Problem statement
Count lines with the string "copy" in them. State the number alone.

Records from a data source:

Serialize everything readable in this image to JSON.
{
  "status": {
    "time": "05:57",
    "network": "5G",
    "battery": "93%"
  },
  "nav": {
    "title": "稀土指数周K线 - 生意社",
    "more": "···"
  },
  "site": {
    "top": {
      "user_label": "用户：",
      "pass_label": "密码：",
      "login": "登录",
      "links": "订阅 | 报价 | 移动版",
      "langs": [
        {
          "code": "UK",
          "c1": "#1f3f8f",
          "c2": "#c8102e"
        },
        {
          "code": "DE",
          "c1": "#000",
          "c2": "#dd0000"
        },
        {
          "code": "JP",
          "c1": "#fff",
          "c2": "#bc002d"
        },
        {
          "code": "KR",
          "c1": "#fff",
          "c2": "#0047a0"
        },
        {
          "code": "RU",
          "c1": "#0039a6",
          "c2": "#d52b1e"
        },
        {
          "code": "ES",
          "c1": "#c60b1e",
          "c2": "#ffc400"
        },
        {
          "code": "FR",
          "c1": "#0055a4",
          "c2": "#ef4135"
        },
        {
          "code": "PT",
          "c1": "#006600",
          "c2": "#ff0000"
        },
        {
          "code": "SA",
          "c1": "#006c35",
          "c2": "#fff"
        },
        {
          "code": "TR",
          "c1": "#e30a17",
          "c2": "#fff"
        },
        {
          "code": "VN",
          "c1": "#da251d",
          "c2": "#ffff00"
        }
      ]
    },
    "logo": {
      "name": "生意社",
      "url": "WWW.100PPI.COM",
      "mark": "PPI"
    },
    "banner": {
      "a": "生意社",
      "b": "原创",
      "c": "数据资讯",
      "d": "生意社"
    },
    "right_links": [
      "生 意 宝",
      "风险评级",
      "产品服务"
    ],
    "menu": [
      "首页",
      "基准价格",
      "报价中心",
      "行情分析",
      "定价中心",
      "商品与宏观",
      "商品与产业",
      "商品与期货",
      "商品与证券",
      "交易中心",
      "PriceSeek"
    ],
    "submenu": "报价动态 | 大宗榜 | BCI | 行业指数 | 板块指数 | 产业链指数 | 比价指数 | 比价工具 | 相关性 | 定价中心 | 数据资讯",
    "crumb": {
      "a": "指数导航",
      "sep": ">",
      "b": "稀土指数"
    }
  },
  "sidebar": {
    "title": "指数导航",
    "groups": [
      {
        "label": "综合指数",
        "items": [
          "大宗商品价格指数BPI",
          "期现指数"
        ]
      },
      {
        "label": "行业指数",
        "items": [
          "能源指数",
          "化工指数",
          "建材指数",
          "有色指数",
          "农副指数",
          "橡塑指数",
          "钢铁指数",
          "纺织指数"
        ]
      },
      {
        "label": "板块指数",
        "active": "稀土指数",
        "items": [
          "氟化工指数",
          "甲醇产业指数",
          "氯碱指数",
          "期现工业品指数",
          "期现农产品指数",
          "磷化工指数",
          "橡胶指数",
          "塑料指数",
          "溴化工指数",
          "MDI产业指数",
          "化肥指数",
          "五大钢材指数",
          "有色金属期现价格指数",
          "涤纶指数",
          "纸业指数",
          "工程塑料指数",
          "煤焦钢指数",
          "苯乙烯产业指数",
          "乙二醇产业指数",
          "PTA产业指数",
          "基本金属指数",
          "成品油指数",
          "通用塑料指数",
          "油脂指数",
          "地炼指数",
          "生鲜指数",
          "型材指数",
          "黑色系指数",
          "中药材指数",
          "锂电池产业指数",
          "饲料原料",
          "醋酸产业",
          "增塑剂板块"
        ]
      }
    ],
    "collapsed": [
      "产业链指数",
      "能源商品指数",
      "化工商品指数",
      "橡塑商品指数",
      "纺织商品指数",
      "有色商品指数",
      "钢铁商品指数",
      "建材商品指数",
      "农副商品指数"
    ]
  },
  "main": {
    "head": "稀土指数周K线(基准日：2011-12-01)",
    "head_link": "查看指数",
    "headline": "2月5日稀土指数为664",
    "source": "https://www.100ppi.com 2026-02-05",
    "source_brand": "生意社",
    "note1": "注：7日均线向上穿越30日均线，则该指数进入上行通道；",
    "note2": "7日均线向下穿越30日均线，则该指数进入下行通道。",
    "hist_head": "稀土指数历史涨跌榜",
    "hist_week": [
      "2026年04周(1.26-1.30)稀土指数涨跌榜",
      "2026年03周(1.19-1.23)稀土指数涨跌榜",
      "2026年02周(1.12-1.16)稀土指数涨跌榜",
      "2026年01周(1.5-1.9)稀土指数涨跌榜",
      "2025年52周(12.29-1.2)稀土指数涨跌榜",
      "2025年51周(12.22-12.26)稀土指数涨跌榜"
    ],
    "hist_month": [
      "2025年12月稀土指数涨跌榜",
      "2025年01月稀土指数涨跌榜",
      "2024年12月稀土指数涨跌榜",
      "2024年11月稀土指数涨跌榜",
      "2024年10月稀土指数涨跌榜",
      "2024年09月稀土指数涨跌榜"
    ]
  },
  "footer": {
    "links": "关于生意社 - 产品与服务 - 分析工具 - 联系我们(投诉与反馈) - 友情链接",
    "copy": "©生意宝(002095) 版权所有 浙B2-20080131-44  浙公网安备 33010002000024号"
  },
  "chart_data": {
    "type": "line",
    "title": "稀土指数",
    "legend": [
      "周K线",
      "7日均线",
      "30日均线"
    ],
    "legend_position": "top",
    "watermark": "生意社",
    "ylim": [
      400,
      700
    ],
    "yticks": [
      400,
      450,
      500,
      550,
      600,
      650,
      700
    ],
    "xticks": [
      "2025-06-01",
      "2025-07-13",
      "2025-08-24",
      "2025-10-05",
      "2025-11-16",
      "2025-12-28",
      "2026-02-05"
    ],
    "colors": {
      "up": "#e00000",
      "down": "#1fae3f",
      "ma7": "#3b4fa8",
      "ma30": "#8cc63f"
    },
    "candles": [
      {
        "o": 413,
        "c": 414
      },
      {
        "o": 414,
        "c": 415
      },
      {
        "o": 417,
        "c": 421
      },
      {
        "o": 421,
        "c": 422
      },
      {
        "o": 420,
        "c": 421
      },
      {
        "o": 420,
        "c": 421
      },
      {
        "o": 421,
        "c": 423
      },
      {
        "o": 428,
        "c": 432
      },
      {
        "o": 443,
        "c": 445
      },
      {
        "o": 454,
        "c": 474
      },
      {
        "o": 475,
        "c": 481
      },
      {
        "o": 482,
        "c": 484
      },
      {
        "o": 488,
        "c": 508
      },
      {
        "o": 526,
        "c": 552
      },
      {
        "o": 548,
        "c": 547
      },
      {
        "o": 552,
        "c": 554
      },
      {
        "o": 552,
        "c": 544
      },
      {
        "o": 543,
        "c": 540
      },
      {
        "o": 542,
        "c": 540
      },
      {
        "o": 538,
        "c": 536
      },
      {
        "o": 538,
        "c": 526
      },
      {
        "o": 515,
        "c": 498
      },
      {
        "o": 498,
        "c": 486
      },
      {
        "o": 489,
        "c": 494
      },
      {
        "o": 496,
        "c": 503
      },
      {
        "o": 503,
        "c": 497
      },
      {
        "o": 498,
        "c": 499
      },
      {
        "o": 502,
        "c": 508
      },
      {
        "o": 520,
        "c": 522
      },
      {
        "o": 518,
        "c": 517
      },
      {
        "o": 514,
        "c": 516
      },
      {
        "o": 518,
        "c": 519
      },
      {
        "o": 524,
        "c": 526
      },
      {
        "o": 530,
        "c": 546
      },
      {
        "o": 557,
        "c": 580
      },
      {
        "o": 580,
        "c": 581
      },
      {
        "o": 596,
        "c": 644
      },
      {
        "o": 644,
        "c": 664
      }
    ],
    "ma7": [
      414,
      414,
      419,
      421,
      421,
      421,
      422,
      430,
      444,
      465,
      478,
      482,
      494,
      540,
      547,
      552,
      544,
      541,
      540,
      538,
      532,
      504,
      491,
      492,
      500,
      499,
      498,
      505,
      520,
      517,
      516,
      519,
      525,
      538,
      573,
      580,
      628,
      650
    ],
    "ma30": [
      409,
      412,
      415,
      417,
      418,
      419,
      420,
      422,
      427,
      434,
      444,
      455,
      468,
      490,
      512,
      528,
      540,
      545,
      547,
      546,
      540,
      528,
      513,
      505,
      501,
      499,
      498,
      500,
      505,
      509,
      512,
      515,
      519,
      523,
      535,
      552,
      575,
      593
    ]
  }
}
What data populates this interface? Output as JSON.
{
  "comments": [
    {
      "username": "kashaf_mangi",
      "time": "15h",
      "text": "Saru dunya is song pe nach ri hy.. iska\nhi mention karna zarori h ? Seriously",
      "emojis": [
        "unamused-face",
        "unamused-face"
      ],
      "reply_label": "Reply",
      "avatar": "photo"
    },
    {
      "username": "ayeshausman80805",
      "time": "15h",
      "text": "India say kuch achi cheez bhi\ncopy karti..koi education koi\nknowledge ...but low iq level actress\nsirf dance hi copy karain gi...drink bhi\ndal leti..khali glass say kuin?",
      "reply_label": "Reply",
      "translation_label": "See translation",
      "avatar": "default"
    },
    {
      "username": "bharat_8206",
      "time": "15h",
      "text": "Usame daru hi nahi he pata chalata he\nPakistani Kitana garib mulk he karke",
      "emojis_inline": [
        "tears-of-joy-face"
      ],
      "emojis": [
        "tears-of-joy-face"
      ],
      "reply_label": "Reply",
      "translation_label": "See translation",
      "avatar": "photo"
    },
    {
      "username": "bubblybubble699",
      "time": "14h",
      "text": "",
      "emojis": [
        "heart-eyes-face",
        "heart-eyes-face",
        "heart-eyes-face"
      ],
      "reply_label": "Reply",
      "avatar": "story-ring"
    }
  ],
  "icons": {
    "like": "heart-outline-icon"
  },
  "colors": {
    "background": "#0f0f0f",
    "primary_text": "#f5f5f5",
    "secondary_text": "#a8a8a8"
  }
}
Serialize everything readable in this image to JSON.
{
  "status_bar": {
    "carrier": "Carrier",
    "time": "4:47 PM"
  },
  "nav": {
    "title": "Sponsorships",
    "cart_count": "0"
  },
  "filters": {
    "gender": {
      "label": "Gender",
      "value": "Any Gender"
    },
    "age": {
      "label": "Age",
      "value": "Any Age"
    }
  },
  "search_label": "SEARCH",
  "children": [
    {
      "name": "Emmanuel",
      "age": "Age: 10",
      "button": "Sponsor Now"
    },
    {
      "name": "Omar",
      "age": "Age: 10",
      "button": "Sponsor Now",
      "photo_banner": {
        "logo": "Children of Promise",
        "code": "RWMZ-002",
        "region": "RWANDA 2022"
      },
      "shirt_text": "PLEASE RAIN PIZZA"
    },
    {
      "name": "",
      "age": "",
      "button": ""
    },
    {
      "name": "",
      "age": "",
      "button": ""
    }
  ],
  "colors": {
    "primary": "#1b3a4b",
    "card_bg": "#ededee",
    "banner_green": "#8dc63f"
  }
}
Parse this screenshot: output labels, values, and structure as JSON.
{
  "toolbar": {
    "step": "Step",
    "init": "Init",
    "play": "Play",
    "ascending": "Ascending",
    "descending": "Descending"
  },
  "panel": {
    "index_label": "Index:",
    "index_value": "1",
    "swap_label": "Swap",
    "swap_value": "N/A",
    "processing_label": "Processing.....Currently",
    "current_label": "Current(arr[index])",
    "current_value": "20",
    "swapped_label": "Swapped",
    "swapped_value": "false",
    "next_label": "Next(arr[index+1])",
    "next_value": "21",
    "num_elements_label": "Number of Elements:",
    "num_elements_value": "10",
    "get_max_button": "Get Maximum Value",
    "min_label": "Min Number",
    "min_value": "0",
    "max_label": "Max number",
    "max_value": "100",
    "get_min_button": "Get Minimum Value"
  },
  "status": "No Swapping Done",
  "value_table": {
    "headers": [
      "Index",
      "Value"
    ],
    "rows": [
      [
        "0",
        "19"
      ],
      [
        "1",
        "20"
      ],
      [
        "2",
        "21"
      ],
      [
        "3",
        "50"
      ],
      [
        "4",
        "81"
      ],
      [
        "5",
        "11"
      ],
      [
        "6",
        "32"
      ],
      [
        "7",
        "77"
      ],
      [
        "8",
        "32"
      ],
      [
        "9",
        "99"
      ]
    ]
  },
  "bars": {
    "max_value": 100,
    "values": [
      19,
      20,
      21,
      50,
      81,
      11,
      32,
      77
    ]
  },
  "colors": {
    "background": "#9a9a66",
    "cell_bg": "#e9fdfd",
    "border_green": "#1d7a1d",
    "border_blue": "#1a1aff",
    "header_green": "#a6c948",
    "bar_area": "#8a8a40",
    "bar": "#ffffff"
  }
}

Written reply
2